▶ _Text to read_
▶
FOM: Foundationalism
JoeShipman@aol.com
JoeShipman at aol.com
Sun Sep 13 03:10:24 EDT 1998
Daer Reuben,
Thanks for an interesting posting. I have some questions about it:
1) Which 3 Fields medalists had incomplete proofs of important results? Did
they have other sufficiently important results that *were* completely proven,
or is there still some doubt that they have actually proven anything important
(in this paragraph of course "important" means "Fields-medal-quality-
important, arguably as significant as anything else being done in mathematics
in the last few years"). If the named individuals agree with you that their
most important proofs are incomplete, and the Fields committee knew this (two
very big "ifs"), then either you are correct about the dispensability of
foundations or the Fields committee is to be condemned for dishonesty and the
use of improper criteria.
2) Even though the parallel postulate became dubitable, it was still part of a
genuine foundation. Occasionally foundations need to be repaired! Your focus
on "dubitability" and the loss of it in modern times when it was not
philosophically correct to invoke Heaven or the mind of God is illuminating,
but don't forget that human mathematicians like Descartes, while believing
that Mathematical Truth really existed and God knew what it was, knew they had
no pipeline to God's mind and had to figure it out on their own, starting from
some bedrock of definitions and propositions to be accepted a priori.
Why do mathematicians *eventually* come to a consensus (very broad if not
unanimous) about whether a proposition has been proven or not? What is going
on? Answer: they satisfy themselves that the proof has reduced the
proposition to things they all agree upon. If you would deny that mathematics
is "well-founded" in this pragmatic sense, can you please give us some
examples where the "consensus" you say is "really" the hallmark of mathematics
did not arise by virtue of the proposition being logically reducible to
propositions that all the mathematicians participating in the consensus
accepted?
The "things they all agree upon", after sufficient iteration, will be a set of
basic propositions and definitions; since we have had a workable foundation in
"ZFC plus Predicate Calculus" for many years, that empirically is seen to be
sufficient to encompass all of these basic propositions and definitions,
mathematicians have generally stopped worrying about foundations. When you
observe this and claim that foundations don't matter, you trivialize this
hard-won victory (which was not a victory for indubitability but rather for
mathematical professionalism: the historically-unprecedented-in-scope failures
of consensus in the late 19th and early 20th centuries were repaired).
◀
(Element placement data)
▶
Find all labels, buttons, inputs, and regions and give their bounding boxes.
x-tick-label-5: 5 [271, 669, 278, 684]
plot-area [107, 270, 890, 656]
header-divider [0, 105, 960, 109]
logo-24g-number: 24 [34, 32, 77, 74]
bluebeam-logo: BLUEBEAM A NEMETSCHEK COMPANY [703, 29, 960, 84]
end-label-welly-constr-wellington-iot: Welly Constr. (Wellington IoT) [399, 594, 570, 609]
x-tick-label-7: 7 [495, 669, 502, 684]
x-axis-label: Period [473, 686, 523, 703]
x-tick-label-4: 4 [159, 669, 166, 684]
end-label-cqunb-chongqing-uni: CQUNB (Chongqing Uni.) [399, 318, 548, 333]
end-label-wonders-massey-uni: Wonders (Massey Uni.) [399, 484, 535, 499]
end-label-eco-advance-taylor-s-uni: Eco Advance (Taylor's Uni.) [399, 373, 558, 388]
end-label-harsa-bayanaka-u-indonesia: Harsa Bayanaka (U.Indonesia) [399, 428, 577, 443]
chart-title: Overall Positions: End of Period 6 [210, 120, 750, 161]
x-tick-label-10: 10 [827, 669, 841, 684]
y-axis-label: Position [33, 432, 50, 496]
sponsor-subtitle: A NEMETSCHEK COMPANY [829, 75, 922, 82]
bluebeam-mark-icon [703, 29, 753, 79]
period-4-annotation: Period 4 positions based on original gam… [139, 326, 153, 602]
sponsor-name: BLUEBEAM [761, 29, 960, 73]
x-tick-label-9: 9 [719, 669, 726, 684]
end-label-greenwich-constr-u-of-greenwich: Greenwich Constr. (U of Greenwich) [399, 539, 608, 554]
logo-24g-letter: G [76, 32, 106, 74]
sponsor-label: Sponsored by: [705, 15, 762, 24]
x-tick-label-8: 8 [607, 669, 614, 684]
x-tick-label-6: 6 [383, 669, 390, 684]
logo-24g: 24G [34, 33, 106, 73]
◀
▶ _Set task 1_
Summarize the letter on foundationalism in two sentences.
▶ _Set task 2_
Answer these questions using the letter on foundationalism:
(a) According to the letter, what was the parallel postulate still part of even after it became dubitable?
(b) What does the letter name as the workable foundation mathematicians have had for many years?
(c) When, according to the letter, did the historically unprecedented failures of consensus occur?
▶ _Set task 3_
Reproduce everything in the letter on foundationalism from "2) Even though" down to "accepted a priori.".

▶ _Written solution 1_
The letter asks which three Fields medalists had incomplete proofs of important results, and it argues that if they agree and the Fields committee knew, then either foundations are dispensable or the committee is to be condemned for dishonesty and improper criteria. It holds that mathematicians reach consensus because a proof reduces a proposition to things they all agree upon, and that ZFC plus Predicate Calculus has long been a workable foundation, so claiming foundations don't matter trivializes a hard-won victory for mathematical professionalism.

▶ _Written solution 2_
(a) A genuine foundation.
(b) ZFC plus Predicate Calculus.
(c) In the late 19th and early 20th centuries.

▶ _Written solution 3_
2) Even though the parallel postulate became dubitable, it was still part of a
genuine foundation. Occasionally foundations need to be repaired! Your focus
on "dubitability" and the loss of it in modern times when it was not
philosophically correct to invoke Heaven or the mind of God is illuminating,
but don't forget that human mathematicians like Descartes, while believing
that Mathematical Truth really existed and God knew what it was, knew they had
no pipeline to God's mind and had to figure it out on their own, starting from
some bedrock of definitions and propositions to be accepted a priori.